- _What to do_
Reproduce the listing below without any change.

(Collected data entries)
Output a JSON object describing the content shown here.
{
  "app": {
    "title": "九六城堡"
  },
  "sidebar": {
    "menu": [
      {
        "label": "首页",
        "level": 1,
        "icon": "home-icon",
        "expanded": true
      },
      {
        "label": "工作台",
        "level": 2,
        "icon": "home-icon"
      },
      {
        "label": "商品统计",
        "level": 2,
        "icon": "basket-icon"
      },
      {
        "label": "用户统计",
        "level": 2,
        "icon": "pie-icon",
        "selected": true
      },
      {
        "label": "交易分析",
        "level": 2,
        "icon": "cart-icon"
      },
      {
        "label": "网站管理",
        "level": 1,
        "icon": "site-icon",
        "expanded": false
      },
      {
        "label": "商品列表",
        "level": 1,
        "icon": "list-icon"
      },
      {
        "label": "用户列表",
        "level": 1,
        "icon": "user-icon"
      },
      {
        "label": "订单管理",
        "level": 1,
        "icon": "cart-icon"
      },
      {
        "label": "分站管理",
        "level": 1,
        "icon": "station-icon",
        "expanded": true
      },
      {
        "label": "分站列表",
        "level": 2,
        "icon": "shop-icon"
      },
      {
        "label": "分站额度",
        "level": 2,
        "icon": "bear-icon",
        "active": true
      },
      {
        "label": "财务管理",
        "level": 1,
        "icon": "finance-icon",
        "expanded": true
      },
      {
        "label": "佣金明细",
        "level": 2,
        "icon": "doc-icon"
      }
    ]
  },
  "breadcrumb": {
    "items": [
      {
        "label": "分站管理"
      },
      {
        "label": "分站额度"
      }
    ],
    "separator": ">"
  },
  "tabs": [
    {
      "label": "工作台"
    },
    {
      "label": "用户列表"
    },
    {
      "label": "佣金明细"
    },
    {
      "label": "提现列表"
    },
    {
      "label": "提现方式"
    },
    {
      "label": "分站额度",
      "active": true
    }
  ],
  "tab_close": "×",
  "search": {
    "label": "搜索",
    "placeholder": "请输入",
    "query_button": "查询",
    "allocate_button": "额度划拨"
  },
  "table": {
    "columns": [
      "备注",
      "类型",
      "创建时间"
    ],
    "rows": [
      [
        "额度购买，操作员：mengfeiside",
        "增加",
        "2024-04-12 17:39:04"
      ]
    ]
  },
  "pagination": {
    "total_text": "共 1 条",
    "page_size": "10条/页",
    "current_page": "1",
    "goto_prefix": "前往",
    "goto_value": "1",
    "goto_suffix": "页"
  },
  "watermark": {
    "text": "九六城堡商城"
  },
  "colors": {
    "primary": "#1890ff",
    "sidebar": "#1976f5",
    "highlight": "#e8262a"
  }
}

- _Solution below_
Output a JSON object describing the content shown here.
{
  "app": {
    "title": "九六城堡"
  },
  "sidebar": {
    "menu": [
      {
        "label": "首页",
        "level": 1,
        "icon": "home-icon",
        "expanded": true
      },
      {
        "label": "工作台",
        "level": 2,
        "icon": "home-icon"
      },
      {
        "label": "商品统计",
        "level": 2,
        "icon": "basket-icon"
      },
      {
        "label": "用户统计",
        "level": 2,
        "icon": "pie-icon",
        "selected": true
      },
      {
        "label": "交易分析",
        "level": 2,
        "icon": "cart-icon"
      },
      {
        "label": "网站管理",
        "level": 1,
        "icon": "site-icon",
        "expanded": false
      },
      {
        "label": "商品列表",
        "level": 1,
        "icon": "list-icon"
      },
      {
        "label": "用户列表",
        "level": 1,
        "icon": "user-icon"
      },
      {
        "label": "订单管理",
        "level": 1,
        "icon": "cart-icon"
      },
      {
        "label": "分站管理",
        "level": 1,
        "icon": "station-icon",
        "expanded": true
      },
      {
        "label": "分站列表",
        "level": 2,
        "icon": "shop-icon"
      },
      {
        "label": "分站额度",
        "level": 2,
        "icon": "bear-icon",
        "active": true
      },
      {
        "label": "财务管理",
        "level": 1,
        "icon": "finance-icon",
        "expanded": true
      },
      {
        "label": "佣金明细",
        "level": 2,
        "icon": "doc-icon"
      }
    ]
  },
  "breadcrumb": {
    "items": [
      {
        "label": "分站管理"
      },
      {
        "label": "分站额度"
      }
    ],
    "separator": ">"
  },
  "tabs": [
    {
      "label": "工作台"
    },
    {
      "label": "用户列表"
    },
    {
      "label": "佣金明细"
    },
    {
      "label": "提现列表"
    },
    {
      "label": "提现方式"
    },
    {
      "label": "分站额度",
      "active": true
    }
  ],
  "tab_close": "×",
  "search": {
    "label": "搜索",
    "placeholder": "请输入",
    "query_button": "查询",
    "allocate_button": "额度划拨"
  },
  "table": {
    "columns": [
      "备注",
      "类型",
      "创建时间"
    ],
    "rows": [
      [
        "额度购买，操作员：mengfeiside",
        "增加",
        "2024-04-12 17:39:04"
      ]
    ]
  },
  "pagination": {
    "total_text": "共 1 条",
    "page_size": "10条/页",
    "current_page": "1",
    "goto_prefix": "前往",
    "goto_value": "1",
    "goto_suffix": "页"
  },
  "watermark": {
    "text": "九六城堡商城"
  },
  "colors": {
    "primary": "#1890ff",
    "sidebar": "#1976f5",
    "highlight": "#e8262a"
  }
}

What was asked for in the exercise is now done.